### EXTRACTED ENTRIES
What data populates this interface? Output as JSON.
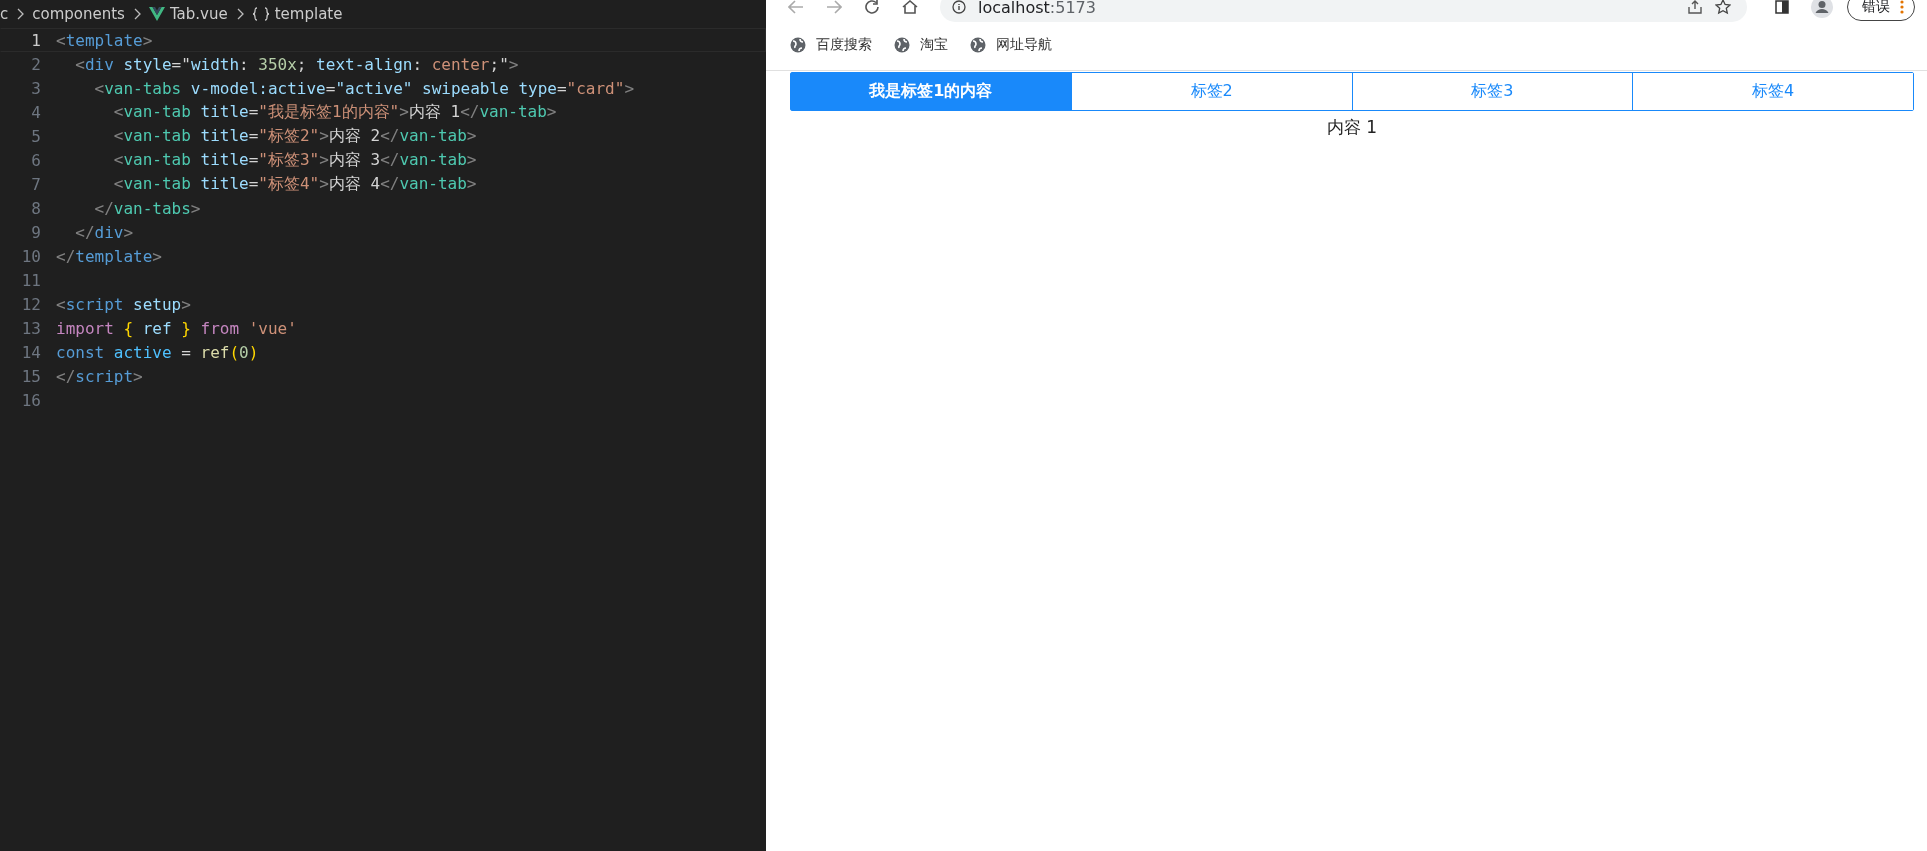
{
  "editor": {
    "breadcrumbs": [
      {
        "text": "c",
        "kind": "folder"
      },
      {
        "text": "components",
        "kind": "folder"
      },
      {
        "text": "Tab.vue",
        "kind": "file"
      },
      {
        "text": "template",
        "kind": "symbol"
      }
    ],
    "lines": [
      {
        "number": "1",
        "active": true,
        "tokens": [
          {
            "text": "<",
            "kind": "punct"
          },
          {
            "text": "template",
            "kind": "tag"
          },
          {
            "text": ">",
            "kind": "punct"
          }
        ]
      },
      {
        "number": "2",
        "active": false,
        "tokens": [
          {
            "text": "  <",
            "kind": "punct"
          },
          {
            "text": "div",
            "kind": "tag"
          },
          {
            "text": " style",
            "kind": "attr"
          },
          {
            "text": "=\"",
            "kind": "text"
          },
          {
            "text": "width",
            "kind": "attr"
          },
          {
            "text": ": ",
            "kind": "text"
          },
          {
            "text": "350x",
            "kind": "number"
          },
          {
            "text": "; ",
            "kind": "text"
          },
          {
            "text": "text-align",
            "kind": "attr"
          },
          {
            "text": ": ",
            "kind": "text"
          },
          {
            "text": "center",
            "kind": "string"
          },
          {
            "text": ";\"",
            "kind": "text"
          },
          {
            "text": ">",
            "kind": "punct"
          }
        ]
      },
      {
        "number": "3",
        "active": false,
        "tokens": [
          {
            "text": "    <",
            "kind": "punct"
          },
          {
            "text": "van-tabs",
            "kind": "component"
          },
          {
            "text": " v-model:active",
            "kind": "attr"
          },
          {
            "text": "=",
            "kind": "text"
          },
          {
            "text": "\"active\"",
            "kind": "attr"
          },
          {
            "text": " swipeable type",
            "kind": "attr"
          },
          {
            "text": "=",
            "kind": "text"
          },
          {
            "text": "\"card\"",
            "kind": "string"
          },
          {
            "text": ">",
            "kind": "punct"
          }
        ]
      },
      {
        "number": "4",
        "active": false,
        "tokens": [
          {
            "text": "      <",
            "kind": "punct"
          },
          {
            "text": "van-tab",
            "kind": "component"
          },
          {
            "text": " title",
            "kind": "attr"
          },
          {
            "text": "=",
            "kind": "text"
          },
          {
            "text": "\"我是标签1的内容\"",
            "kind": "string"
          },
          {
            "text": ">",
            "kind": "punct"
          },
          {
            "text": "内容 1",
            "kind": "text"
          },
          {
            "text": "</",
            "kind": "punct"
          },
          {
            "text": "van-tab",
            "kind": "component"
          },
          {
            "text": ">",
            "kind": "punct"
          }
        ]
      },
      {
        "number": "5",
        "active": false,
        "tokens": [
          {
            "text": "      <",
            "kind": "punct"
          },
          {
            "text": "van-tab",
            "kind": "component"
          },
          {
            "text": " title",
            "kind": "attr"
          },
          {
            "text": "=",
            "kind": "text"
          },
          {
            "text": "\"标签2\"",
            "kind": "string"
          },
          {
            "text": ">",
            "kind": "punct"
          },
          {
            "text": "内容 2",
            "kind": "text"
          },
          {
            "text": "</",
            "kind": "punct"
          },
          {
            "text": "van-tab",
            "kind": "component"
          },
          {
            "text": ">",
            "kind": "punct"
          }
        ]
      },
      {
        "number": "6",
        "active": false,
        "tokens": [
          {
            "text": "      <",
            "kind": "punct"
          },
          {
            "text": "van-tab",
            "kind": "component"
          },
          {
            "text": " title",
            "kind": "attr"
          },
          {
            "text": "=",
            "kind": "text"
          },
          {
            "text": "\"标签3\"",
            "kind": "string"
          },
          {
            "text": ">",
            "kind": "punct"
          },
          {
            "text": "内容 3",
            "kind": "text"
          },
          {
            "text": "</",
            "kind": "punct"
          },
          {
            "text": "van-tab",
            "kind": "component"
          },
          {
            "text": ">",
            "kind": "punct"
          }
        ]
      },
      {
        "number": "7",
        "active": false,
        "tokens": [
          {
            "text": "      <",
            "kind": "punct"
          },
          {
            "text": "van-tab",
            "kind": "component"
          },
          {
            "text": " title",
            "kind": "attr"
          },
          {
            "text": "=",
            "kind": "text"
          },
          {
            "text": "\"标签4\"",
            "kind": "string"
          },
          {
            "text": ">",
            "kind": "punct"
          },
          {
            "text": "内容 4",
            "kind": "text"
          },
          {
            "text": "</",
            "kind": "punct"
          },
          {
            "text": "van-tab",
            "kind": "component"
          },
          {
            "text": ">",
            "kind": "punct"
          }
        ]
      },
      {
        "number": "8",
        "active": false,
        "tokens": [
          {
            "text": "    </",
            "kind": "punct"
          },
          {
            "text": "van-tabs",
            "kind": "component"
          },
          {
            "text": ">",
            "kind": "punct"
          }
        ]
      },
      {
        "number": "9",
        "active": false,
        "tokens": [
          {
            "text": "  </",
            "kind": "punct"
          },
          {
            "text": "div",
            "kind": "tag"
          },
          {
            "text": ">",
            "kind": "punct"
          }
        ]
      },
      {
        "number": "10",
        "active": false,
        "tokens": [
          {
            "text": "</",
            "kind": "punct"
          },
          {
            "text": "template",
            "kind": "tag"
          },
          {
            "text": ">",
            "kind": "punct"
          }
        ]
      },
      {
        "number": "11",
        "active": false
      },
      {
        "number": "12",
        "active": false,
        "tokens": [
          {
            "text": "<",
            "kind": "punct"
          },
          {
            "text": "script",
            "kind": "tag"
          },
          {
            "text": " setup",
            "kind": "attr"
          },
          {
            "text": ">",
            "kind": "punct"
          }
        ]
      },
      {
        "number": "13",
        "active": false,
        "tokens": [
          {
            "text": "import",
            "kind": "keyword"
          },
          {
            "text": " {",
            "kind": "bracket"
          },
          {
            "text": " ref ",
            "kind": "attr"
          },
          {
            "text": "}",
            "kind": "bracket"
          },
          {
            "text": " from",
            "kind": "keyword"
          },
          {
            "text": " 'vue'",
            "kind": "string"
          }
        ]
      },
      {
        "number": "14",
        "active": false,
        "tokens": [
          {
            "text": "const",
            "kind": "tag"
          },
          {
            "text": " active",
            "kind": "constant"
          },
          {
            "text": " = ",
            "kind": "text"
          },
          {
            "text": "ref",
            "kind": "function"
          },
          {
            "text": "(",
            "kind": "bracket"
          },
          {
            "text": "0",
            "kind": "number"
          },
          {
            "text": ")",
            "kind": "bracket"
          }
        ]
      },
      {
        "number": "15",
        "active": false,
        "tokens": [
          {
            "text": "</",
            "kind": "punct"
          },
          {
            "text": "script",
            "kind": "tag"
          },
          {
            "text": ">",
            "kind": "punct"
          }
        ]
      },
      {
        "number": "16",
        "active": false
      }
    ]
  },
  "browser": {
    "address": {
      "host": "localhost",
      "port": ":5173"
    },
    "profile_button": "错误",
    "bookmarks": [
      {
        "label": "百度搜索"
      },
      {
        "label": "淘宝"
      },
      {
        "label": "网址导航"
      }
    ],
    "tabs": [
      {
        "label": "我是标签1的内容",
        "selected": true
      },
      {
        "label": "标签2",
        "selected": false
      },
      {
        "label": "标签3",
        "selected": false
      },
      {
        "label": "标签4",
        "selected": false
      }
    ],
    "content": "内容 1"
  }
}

### WHAT THE TASK REQUIRES
From the entries above, collect every line with the string "label" in it.

### ANSWER TO THIS EXERCISE
        "label": "百度搜索"
        "label": "淘宝"
        "label": "网址导航"
        "label": "我是标签1的内容",
        "label": "标签2",
        "label": "标签3",
        "label": "标签4",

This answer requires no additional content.